• [TASK DESCRIPTION]: State only the count of lines in the listing below that hold "half".

* start *

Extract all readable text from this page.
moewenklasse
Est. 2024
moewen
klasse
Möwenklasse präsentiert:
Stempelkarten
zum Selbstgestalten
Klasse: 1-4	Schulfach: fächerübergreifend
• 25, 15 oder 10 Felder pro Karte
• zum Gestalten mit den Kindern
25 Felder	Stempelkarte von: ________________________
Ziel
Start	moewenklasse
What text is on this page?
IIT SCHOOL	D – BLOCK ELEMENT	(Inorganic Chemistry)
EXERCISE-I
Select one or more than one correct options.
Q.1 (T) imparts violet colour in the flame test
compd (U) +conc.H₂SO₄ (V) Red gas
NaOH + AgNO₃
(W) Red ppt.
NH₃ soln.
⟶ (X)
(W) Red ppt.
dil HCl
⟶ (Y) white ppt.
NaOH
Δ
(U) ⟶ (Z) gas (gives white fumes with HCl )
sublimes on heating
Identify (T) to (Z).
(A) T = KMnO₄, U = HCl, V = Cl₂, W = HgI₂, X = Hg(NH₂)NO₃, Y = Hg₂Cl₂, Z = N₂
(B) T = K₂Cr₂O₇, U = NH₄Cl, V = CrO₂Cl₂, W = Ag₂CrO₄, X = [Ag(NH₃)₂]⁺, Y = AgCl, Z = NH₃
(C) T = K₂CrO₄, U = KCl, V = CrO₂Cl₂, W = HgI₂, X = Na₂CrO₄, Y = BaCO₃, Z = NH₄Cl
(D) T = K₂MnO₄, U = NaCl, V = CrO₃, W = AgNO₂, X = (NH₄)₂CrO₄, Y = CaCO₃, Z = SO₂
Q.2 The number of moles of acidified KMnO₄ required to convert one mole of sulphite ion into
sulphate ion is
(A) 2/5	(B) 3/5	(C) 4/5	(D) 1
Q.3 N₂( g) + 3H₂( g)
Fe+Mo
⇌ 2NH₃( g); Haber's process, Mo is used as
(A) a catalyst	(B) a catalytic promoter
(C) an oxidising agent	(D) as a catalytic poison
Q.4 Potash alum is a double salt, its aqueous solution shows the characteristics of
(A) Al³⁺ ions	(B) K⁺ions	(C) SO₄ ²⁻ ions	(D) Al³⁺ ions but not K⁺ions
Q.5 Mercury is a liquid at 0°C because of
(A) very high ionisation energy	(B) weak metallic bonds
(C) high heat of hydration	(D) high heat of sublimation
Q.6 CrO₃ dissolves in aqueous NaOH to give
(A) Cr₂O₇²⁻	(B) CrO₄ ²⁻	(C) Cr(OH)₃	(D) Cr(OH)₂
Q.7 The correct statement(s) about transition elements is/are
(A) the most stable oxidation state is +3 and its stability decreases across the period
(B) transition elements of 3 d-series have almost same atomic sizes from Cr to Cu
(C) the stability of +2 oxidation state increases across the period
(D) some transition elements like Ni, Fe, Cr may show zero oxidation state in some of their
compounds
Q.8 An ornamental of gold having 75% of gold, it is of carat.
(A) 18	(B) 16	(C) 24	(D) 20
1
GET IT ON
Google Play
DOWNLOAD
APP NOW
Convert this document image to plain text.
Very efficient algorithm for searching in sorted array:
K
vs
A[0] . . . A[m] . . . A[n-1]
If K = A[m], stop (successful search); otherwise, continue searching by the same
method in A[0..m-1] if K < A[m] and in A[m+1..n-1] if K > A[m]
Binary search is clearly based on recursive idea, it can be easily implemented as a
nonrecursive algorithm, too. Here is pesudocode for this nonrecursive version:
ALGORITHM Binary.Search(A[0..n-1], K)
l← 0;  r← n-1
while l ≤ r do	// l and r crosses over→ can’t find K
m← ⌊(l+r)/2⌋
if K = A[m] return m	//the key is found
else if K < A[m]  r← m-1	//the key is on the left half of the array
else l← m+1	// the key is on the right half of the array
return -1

* end *

• [CORRECT RESULT]: 2